_GIVEN PROBLEM_
Reproduce the material word for word, starting with its first line and continuing through the line that contains "day-number: 6 xyxy=(21,196,120,210)", with both of those lines included.

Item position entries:

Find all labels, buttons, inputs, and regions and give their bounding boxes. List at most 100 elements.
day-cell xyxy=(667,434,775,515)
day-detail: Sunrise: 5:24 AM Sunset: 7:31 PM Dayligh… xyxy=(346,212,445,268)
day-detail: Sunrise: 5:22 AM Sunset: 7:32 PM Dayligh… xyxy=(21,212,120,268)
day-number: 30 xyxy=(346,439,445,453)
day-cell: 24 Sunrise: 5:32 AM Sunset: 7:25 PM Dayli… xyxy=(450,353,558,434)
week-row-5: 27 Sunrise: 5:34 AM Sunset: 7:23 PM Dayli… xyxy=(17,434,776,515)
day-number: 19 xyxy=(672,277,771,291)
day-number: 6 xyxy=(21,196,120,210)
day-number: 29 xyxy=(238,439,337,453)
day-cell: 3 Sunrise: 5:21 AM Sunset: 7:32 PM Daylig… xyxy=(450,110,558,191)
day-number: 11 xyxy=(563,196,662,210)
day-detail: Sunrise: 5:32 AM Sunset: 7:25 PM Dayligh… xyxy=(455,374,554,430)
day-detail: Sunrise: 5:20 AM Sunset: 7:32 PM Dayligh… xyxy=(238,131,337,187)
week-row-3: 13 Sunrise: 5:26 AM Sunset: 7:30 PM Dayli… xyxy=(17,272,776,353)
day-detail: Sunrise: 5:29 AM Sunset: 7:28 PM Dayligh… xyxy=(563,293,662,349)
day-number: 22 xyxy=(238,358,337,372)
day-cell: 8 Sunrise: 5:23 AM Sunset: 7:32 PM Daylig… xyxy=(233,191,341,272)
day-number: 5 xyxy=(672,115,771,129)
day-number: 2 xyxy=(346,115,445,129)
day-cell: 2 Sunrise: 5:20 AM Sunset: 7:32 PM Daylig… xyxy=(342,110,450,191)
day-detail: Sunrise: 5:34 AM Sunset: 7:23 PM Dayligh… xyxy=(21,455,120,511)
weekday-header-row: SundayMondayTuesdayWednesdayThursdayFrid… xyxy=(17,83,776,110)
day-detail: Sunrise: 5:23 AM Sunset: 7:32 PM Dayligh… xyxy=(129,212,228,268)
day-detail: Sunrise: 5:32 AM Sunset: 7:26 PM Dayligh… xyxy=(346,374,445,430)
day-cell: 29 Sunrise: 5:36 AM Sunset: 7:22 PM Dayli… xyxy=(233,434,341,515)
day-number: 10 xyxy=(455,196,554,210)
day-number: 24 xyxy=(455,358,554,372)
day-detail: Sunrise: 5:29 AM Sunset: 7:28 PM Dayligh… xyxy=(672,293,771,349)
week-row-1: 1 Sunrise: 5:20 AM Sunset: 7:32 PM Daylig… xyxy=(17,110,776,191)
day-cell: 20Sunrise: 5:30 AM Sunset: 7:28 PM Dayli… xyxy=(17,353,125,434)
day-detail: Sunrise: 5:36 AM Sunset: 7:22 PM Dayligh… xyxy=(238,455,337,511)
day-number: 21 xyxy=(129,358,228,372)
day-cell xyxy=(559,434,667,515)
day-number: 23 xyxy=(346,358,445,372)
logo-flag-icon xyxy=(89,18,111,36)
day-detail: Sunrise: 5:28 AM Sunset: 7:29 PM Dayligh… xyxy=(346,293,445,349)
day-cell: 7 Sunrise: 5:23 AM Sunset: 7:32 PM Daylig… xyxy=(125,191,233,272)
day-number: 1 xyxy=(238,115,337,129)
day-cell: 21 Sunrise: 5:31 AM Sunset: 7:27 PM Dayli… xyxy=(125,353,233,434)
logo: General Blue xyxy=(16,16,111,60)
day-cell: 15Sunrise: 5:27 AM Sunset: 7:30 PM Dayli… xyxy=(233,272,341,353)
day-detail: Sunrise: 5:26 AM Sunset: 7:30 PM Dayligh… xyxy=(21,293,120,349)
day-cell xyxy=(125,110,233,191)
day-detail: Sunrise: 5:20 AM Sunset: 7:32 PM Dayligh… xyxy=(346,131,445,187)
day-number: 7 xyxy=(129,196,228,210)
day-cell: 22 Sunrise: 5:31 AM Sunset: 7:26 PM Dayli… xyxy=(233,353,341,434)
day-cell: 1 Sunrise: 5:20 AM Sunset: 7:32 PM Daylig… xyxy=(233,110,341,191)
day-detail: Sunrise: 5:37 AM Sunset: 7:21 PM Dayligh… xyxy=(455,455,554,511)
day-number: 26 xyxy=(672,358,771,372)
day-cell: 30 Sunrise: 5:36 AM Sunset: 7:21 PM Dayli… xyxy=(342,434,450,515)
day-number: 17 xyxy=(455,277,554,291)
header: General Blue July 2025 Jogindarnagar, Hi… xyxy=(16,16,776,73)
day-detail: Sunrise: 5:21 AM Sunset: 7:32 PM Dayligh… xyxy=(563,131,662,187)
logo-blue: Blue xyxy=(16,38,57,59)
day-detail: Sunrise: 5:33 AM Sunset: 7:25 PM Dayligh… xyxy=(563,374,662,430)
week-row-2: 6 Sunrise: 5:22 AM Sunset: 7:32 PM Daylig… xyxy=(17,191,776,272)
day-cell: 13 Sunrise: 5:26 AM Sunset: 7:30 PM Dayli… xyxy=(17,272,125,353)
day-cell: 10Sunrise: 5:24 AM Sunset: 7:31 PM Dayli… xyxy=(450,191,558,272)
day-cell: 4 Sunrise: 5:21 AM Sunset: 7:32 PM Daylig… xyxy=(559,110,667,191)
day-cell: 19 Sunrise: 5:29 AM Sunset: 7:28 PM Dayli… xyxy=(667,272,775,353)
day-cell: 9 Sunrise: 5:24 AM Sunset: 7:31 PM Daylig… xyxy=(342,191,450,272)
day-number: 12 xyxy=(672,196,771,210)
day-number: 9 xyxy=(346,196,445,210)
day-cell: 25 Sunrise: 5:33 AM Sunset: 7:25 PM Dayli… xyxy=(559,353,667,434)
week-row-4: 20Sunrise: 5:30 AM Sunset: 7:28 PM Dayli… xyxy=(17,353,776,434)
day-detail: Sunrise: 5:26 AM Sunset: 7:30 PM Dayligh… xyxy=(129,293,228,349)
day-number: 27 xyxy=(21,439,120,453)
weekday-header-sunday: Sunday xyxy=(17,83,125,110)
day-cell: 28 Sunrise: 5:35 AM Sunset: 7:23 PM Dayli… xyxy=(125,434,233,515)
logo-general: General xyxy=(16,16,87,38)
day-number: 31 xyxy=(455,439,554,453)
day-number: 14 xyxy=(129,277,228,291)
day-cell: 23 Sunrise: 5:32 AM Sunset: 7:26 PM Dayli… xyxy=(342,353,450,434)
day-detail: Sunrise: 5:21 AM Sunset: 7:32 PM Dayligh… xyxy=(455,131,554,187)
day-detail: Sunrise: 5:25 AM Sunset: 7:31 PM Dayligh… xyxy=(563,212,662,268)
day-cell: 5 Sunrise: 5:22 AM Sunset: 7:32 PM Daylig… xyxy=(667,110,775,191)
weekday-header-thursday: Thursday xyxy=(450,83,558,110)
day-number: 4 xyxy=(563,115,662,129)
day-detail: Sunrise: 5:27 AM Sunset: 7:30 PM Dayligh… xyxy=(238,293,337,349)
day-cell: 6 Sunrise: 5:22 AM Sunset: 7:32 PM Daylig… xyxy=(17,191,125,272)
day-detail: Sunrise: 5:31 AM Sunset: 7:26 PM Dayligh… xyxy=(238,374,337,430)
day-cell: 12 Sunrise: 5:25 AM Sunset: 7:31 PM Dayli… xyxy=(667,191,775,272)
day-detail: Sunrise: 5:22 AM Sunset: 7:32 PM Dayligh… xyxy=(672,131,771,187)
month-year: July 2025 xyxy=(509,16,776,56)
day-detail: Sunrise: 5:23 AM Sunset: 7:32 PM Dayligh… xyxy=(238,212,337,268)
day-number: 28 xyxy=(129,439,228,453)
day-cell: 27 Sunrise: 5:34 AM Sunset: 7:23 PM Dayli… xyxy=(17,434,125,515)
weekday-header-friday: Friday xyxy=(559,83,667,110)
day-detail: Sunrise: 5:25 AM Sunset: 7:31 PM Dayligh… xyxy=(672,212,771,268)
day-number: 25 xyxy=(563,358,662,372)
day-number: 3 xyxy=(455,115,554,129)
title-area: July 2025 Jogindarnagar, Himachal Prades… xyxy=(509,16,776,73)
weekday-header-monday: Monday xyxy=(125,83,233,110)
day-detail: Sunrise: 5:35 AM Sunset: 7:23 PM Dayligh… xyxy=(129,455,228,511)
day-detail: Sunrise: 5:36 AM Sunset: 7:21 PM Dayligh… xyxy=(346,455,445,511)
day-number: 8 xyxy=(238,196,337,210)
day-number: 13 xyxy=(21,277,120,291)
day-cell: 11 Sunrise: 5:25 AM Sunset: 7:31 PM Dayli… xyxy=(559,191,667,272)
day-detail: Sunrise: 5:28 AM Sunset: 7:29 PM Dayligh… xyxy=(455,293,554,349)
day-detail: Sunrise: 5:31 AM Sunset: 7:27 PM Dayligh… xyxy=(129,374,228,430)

_WRITTEN RESPONSE_
Find all labels, buttons, inputs, and regions and give their bounding boxes. List at most 100 elements.
day-cell xyxy=(667,434,775,515)
day-detail: Sunrise: 5:24 AM Sunset: 7:31 PM Dayligh… xyxy=(346,212,445,268)
day-detail: Sunrise: 5:22 AM Sunset: 7:32 PM Dayligh… xyxy=(21,212,120,268)
day-number: 30 xyxy=(346,439,445,453)
day-cell: 24 Sunrise: 5:32 AM Sunset: 7:25 PM Dayli… xyxy=(450,353,558,434)
week-row-5: 27 Sunrise: 5:34 AM Sunset: 7:23 PM Dayli… xyxy=(17,434,776,515)
day-number: 19 xyxy=(672,277,771,291)
day-number: 6 xyxy=(21,196,120,210)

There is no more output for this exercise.